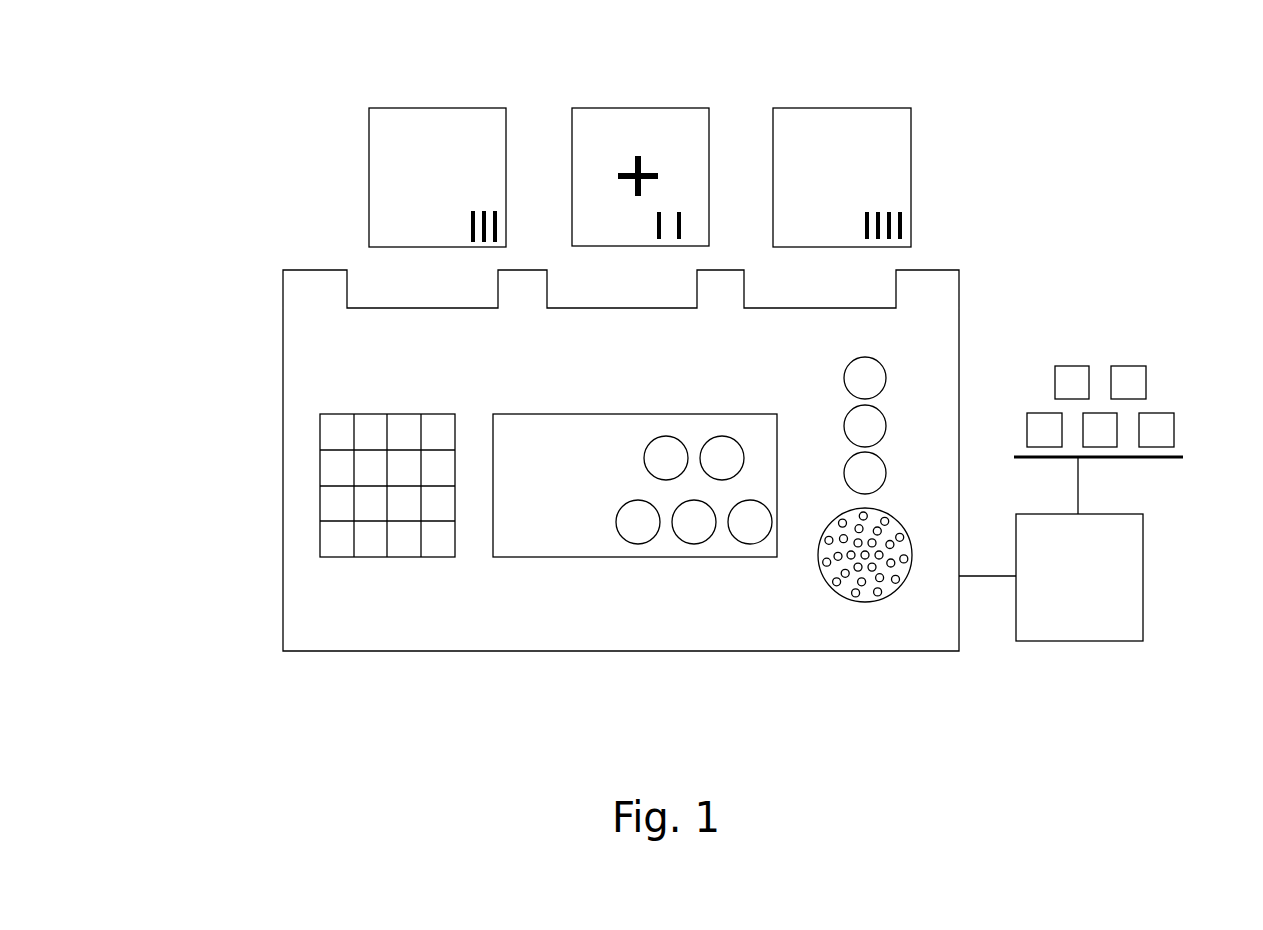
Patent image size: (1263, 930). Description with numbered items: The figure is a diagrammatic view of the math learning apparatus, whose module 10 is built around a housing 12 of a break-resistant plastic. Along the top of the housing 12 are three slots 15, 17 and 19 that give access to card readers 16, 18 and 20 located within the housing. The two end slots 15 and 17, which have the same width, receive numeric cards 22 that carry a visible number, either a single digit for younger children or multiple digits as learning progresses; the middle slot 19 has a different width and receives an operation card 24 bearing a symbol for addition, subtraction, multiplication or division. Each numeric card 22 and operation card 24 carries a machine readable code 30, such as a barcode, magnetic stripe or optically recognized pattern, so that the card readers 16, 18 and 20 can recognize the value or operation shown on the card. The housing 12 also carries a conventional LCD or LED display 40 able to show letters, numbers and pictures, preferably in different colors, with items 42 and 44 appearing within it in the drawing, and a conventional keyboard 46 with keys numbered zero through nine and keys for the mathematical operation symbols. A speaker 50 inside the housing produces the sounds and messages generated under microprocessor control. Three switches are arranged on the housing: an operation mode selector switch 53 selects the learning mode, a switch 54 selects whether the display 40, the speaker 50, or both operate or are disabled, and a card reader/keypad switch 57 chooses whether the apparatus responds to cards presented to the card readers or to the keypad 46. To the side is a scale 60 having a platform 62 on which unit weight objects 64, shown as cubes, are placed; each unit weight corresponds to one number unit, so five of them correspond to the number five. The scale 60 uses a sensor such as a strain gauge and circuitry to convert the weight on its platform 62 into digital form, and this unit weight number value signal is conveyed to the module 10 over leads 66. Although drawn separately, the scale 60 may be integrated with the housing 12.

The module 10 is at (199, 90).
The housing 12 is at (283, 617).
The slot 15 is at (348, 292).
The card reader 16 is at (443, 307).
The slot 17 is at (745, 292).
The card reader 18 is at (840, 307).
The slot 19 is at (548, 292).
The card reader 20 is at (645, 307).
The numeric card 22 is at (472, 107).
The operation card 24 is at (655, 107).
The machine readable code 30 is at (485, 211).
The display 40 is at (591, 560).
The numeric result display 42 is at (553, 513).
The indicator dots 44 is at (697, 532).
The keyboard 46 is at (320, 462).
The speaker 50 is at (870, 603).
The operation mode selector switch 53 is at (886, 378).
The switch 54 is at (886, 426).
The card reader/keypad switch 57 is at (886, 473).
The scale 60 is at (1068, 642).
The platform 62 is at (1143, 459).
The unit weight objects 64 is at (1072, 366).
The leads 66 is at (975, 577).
# # #
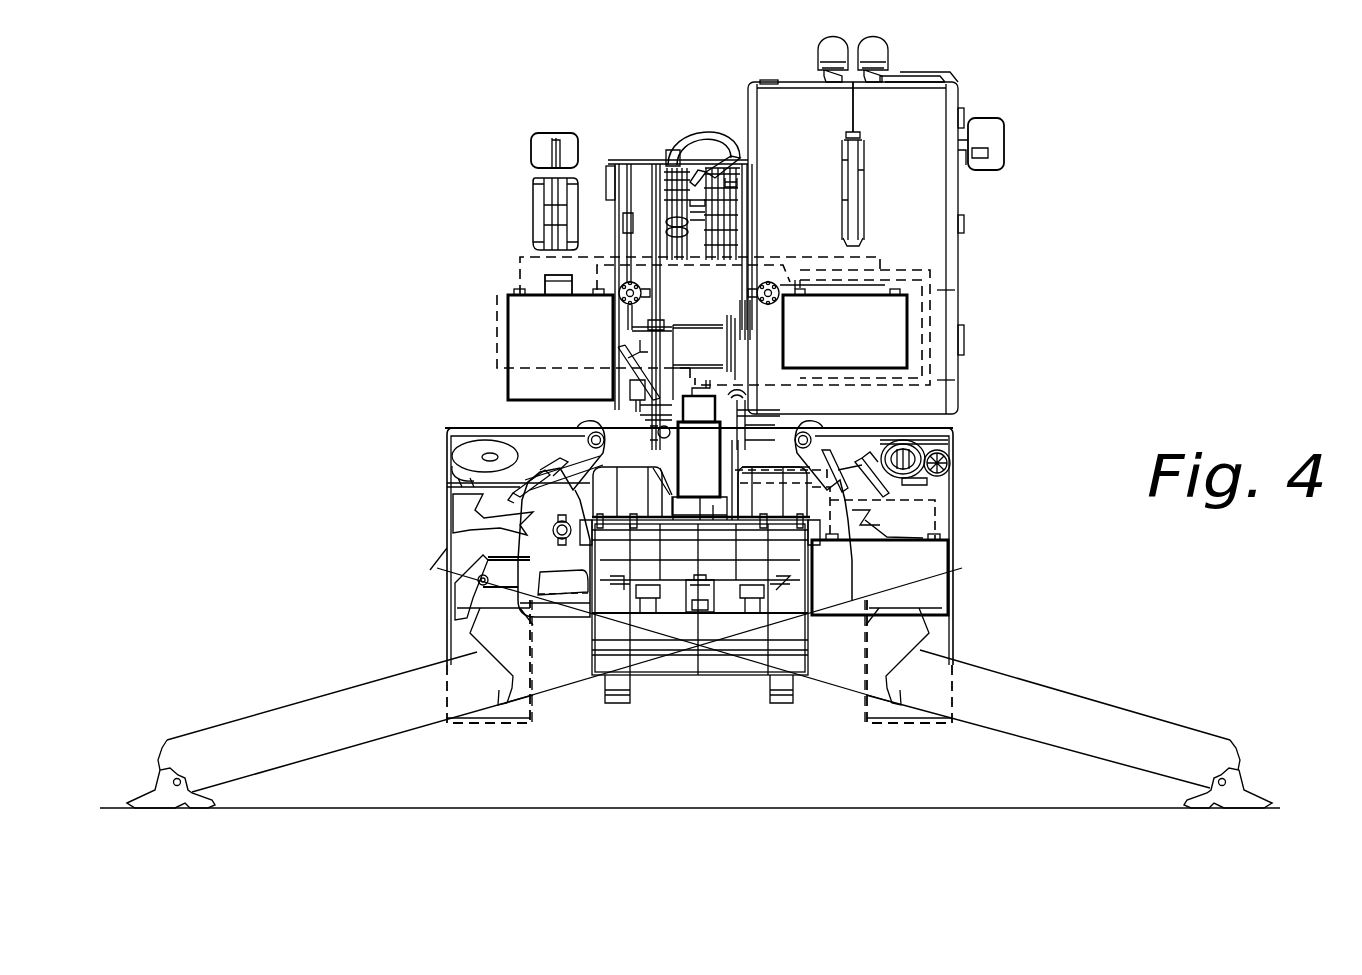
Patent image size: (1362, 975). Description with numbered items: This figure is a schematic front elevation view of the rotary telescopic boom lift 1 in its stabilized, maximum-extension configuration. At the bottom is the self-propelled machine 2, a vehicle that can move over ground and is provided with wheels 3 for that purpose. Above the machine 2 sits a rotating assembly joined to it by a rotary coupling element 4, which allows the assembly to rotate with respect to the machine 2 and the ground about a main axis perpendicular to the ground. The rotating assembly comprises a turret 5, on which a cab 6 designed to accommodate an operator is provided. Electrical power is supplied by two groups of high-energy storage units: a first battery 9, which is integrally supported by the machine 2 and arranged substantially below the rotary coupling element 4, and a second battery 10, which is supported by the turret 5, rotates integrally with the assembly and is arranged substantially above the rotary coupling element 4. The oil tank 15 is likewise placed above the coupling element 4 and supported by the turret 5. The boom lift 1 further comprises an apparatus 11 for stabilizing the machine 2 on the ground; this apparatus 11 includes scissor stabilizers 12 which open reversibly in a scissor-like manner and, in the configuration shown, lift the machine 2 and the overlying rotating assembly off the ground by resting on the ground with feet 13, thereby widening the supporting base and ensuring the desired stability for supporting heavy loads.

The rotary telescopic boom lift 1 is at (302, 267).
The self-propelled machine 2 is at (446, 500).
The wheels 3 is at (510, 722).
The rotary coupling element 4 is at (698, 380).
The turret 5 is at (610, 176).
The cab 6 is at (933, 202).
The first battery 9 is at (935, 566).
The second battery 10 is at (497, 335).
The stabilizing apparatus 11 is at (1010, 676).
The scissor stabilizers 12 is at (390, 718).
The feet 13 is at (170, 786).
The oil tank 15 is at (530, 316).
# # #
## Written problem:
Copy out the entries word for word, starting with the line that contains "Patent image size: (1362, 975)." and ending with the line that contains "The second battery 10 is at (497, 335).", both lines included.

## Solution:
Patent image size: (1362, 975). Description with numbered items: This figure is a schematic front elevation view of the rotary telescopic boom lift 1 in its stabilized, maximum-extension configuration. At the bottom is the self-propelled machine 2, a vehicle that can move over ground and is provided with wheels 3 for that purpose. Above the machine 2 sits a rotating assembly joined to it by a rotary coupling element 4, which allows the assembly to rotate with respect to the machine 2 and the ground about a main axis perpendicular to the ground. The rotating assembly comprises a turret 5, on which a cab 6 designed to accommodate an operator is provided. Electrical power is supplied by two groups of high-energy storage units: a first battery 9, which is integrally supported by the machine 2 and arranged substantially below the rotary coupling element 4, and a second battery 10, which is supported by the turret 5, rotates integrally with the assembly and is arranged substantially above the rotary coupling element 4. The oil tank 15 is likewise placed above the coupling element 4 and supported by the turret 5. The boom lift 1 further comprises an apparatus 11 for stabilizing the machine 2 on the ground; this apparatus 11 includes scissor stabilizers 12 which open reversibly in a scissor-like manner and, in the configuration shown, lift the machine 2 and the overlying rotating assembly off the ground by resting on the ground with feet 13, thereby widening the supporting base and ensuring the desired stability for supporting heavy loads.

The rotary telescopic boom lift 1 is at (302, 267).
The self-propelled machine 2 is at (446, 500).
The wheels 3 is at (510, 722).
The rotary coupling element 4 is at (698, 380).
The turret 5 is at (610, 176).
The cab 6 is at (933, 202).
The first battery 9 is at (935, 566).
The second battery 10 is at (497, 335).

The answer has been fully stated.